Given data -

────────────────────────────────────────

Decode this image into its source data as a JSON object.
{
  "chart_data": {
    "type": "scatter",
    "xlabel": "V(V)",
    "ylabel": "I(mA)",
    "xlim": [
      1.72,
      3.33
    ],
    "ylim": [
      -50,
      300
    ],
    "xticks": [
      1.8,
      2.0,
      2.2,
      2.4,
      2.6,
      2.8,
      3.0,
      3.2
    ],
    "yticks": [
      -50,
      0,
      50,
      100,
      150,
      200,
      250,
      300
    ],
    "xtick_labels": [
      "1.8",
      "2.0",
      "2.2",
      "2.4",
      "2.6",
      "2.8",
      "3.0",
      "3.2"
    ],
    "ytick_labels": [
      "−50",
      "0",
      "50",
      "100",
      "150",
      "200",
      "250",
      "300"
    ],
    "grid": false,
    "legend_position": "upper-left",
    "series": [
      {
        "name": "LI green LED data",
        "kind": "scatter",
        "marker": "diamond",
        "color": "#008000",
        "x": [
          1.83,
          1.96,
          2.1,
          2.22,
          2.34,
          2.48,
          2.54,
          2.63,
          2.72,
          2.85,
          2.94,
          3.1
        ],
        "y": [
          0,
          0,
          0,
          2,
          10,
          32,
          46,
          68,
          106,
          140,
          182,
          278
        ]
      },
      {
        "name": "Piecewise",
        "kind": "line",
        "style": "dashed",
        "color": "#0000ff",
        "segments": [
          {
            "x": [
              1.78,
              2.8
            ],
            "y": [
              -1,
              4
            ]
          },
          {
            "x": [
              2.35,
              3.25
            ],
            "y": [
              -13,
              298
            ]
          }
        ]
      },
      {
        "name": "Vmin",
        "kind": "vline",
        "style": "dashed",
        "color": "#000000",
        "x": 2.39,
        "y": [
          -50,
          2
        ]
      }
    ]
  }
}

────────────────────────────────────────

What you need to do - Repeat every line of the records above exactly.

Finished task -
Decode this image into its source data as a JSON object.
{
  "chart_data": {
    "type": "scatter",
    "xlabel": "V(V)",
    "ylabel": "I(mA)",
    "xlim": [
      1.72,
      3.33
    ],
    "ylim": [
      -50,
      300
    ],
    "xticks": [
      1.8,
      2.0,
      2.2,
      2.4,
      2.6,
      2.8,
      3.0,
      3.2
    ],
    "yticks": [
      -50,
      0,
      50,
      100,
      150,
      200,
      250,
      300
    ],
    "xtick_labels": [
      "1.8",
      "2.0",
      "2.2",
      "2.4",
      "2.6",
      "2.8",
      "3.0",
      "3.2"
    ],
    "ytick_labels": [
      "−50",
      "0",
      "50",
      "100",
      "150",
      "200",
      "250",
      "300"
    ],
    "grid": false,
    "legend_position": "upper-left",
    "series": [
      {
        "name": "LI green LED data",
        "kind": "scatter",
        "marker": "diamond",
        "color": "#008000",
        "x": [
          1.83,
          1.96,
          2.1,
          2.22,
          2.34,
          2.48,
          2.54,
          2.63,
          2.72,
          2.85,
          2.94,
          3.1
        ],
        "y": [
          0,
          0,
          0,
          2,
          10,
          32,
          46,
          68,
          106,
          140,
          182,
          278
        ]
      },
      {
        "name": "Piecewise",
        "kind": "line",
        "style": "dashed",
        "color": "#0000ff",
        "segments": [
          {
            "x": [
              1.78,
              2.8
            ],
            "y": [
              -1,
              4
            ]
          },
          {
            "x": [
              2.35,
              3.25
            ],
            "y": [
              -13,
              298
            ]
          }
        ]
      },
      {
        "name": "Vmin",
        "kind": "vline",
        "style": "dashed",
        "color": "#000000",
        "x": 2.39,
        "y": [
          -50,
          2
        ]
      }
    ]
  }
}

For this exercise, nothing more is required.